##### MATERIAL FOR THE TASK #####

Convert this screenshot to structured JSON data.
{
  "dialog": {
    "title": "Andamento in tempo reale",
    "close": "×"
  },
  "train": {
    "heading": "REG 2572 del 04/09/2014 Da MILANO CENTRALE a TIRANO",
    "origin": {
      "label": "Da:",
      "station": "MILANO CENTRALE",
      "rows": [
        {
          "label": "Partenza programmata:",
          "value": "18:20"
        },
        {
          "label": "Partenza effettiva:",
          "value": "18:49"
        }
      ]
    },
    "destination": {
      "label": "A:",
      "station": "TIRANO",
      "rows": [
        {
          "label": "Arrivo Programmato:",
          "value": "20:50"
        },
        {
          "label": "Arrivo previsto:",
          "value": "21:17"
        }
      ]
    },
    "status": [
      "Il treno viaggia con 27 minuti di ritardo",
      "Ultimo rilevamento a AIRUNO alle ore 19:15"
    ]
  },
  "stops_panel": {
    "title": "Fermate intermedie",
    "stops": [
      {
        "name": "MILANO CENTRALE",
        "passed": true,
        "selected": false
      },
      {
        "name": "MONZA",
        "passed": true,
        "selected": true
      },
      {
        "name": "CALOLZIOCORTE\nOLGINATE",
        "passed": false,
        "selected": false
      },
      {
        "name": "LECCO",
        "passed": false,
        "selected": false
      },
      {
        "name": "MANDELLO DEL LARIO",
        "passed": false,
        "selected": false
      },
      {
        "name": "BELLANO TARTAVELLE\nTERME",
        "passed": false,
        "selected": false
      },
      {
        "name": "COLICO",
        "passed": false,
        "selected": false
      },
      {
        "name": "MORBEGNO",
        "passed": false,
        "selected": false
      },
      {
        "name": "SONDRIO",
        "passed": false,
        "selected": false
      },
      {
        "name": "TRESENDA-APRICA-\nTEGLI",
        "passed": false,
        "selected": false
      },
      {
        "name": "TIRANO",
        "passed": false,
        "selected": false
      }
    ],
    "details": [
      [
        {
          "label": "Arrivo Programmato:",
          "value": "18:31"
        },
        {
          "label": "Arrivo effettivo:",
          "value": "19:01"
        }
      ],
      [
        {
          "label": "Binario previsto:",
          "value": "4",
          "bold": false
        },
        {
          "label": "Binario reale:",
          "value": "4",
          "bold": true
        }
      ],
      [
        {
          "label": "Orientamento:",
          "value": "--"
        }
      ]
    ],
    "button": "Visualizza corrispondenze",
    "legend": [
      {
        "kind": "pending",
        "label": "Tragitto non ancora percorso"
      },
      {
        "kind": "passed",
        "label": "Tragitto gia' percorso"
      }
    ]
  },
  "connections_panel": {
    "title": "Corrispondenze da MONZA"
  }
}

#####

Each line above that includes "Arrivo" counts once; state the total and nothing more.

4